● **Collected data entries**
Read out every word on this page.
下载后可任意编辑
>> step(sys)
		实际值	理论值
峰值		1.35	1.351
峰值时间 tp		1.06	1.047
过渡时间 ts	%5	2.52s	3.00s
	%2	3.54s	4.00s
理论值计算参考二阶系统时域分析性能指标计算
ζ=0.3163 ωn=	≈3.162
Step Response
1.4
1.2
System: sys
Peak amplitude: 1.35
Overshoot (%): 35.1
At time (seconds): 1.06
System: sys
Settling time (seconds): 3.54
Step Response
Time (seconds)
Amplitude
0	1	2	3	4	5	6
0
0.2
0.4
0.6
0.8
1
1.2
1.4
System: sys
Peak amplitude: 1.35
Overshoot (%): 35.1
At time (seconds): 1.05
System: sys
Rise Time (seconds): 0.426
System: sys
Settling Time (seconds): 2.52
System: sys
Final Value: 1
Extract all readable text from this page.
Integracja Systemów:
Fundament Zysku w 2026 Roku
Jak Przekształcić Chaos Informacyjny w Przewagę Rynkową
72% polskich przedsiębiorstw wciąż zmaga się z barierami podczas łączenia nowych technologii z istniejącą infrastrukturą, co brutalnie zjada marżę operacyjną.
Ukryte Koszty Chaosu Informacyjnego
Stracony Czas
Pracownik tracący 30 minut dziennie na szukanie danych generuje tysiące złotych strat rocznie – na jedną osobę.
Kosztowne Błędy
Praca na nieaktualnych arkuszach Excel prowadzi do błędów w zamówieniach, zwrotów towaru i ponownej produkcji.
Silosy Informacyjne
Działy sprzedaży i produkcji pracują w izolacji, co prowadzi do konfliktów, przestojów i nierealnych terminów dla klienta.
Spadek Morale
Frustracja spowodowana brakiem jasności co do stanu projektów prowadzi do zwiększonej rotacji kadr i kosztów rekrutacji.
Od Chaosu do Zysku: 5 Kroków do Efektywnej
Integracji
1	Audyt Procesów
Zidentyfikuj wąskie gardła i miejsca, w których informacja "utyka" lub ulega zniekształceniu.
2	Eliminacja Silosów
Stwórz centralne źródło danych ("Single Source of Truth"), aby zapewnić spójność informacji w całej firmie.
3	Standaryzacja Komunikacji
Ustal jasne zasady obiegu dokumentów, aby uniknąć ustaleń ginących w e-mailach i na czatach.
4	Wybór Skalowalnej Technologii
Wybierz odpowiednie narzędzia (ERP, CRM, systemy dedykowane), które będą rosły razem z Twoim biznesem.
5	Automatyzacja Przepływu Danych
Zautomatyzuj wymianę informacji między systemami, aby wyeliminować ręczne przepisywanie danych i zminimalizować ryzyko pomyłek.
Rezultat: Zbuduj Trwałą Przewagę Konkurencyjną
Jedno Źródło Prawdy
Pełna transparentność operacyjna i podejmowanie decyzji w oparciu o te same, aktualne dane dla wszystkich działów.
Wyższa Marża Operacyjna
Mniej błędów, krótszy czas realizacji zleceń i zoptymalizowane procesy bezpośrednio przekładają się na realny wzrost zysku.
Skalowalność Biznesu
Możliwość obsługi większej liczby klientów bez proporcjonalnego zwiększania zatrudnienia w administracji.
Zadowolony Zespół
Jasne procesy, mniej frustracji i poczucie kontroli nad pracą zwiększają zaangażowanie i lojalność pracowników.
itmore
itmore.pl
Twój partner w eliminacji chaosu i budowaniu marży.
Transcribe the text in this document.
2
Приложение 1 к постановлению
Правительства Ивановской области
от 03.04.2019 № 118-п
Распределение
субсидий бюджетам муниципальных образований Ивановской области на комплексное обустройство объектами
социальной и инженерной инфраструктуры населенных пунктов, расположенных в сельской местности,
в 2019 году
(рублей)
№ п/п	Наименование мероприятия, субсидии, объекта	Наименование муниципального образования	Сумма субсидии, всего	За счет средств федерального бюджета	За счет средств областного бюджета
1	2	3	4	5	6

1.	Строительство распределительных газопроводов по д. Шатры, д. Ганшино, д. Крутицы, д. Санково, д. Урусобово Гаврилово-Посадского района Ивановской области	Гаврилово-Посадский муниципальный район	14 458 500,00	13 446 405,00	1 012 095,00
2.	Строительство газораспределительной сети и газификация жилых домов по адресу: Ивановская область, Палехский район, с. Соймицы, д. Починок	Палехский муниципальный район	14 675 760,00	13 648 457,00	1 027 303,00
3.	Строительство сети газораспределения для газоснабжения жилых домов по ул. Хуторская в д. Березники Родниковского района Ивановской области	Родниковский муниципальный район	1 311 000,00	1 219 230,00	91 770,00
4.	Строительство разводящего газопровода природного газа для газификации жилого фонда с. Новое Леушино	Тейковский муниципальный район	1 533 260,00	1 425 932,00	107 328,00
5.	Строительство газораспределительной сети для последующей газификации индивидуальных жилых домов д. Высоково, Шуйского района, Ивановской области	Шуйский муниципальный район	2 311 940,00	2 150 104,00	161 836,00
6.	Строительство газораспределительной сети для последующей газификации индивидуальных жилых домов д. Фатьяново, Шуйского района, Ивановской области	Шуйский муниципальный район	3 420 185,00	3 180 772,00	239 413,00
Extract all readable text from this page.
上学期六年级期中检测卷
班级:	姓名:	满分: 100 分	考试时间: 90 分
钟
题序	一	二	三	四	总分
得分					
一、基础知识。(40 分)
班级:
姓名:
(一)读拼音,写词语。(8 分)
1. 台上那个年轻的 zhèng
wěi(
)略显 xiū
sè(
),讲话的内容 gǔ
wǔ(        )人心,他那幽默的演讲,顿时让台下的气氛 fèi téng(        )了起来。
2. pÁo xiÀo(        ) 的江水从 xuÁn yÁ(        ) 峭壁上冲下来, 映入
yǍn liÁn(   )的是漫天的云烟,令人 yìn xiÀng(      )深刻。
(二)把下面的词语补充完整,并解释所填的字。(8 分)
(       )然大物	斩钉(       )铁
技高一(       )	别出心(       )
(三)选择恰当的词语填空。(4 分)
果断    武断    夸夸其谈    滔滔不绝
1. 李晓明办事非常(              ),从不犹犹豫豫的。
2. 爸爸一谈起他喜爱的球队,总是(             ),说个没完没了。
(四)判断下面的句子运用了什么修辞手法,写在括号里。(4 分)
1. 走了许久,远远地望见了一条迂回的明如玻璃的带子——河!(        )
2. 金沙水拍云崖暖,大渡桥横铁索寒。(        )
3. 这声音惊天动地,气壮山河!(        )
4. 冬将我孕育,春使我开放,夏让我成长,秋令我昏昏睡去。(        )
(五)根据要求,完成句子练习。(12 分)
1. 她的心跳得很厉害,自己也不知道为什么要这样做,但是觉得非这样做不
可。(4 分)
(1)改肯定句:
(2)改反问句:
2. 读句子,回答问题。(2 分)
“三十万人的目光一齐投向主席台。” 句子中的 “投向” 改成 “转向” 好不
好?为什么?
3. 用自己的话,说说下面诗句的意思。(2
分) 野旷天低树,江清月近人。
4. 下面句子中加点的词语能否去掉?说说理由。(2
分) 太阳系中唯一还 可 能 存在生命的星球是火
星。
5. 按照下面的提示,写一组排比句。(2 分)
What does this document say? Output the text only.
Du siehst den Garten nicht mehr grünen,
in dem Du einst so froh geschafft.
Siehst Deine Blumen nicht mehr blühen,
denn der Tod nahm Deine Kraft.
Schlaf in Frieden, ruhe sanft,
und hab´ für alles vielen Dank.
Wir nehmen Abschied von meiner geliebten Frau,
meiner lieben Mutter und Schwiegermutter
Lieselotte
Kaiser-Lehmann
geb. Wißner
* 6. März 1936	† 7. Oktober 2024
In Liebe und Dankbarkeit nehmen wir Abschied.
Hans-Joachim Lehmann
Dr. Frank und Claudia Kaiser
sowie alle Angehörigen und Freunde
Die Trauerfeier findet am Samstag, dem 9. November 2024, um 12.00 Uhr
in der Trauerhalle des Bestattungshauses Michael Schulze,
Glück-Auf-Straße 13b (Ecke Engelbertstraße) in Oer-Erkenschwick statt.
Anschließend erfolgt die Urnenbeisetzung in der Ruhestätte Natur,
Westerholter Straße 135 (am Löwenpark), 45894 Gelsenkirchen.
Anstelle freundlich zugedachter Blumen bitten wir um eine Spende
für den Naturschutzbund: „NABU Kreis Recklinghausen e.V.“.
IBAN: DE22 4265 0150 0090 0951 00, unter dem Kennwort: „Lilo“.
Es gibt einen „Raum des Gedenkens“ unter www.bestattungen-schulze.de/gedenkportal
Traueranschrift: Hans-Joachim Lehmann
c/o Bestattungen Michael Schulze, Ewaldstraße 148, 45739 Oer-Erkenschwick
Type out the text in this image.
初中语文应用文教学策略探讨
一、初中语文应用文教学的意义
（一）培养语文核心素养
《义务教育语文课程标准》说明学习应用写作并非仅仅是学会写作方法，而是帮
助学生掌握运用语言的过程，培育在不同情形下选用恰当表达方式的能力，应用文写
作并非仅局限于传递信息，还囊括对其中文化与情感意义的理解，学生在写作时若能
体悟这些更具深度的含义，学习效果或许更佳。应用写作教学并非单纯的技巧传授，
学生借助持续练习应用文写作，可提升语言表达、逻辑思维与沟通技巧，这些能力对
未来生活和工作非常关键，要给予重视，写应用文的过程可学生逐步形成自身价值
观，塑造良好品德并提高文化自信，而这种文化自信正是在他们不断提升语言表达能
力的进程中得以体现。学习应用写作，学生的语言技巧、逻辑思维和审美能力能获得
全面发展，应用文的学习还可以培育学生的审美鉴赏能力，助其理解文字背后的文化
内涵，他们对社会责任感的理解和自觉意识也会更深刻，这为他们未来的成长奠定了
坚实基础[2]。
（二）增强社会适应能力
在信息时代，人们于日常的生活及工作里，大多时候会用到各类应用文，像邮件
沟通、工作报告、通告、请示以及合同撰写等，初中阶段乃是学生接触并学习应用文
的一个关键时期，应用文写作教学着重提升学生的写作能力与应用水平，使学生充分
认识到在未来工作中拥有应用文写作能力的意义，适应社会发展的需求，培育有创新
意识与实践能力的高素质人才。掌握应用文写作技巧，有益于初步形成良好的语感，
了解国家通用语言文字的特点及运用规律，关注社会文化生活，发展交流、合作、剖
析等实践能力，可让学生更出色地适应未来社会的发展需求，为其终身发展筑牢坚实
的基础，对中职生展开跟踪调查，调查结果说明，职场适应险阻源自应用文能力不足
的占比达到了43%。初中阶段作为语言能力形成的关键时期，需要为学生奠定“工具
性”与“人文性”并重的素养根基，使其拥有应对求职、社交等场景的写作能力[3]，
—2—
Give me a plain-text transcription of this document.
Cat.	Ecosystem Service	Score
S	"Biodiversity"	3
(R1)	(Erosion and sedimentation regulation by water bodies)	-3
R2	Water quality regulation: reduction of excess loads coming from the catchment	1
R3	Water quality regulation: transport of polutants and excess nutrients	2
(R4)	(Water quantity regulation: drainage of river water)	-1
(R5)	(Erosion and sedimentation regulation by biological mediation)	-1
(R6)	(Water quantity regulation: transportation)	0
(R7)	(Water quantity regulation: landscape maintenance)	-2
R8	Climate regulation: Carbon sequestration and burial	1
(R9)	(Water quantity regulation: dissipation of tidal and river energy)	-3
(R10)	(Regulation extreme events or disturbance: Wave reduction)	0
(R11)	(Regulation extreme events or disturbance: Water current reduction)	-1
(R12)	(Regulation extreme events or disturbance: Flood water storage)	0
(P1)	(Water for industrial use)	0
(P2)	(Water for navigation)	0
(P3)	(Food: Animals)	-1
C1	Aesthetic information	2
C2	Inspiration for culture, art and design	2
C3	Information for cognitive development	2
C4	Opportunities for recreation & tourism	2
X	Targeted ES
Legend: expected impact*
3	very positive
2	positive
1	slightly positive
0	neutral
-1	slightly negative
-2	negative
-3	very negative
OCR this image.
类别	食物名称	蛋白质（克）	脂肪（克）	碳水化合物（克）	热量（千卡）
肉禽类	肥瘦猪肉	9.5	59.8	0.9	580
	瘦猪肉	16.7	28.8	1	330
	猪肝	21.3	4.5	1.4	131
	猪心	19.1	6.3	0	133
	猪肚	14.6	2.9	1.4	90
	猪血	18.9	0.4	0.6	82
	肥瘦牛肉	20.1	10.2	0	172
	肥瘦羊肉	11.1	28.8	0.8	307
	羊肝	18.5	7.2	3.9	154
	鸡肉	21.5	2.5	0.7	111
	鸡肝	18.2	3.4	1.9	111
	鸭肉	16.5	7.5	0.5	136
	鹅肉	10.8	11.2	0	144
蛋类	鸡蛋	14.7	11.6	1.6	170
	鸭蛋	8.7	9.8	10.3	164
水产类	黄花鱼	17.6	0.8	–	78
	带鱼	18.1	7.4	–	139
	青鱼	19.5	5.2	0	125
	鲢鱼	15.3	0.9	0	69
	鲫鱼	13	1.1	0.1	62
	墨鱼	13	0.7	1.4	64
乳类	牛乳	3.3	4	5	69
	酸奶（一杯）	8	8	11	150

● **BRIEF**
Identify every line above with the string "Przewagę" in it. Copy those lines.

● **RESULT OF THE TASK**
Jak Przekształcić Chaos Informacyjny w Przewagę Rynkową
Rezultat: Zbuduj Trwałą Przewagę Konkurencyjną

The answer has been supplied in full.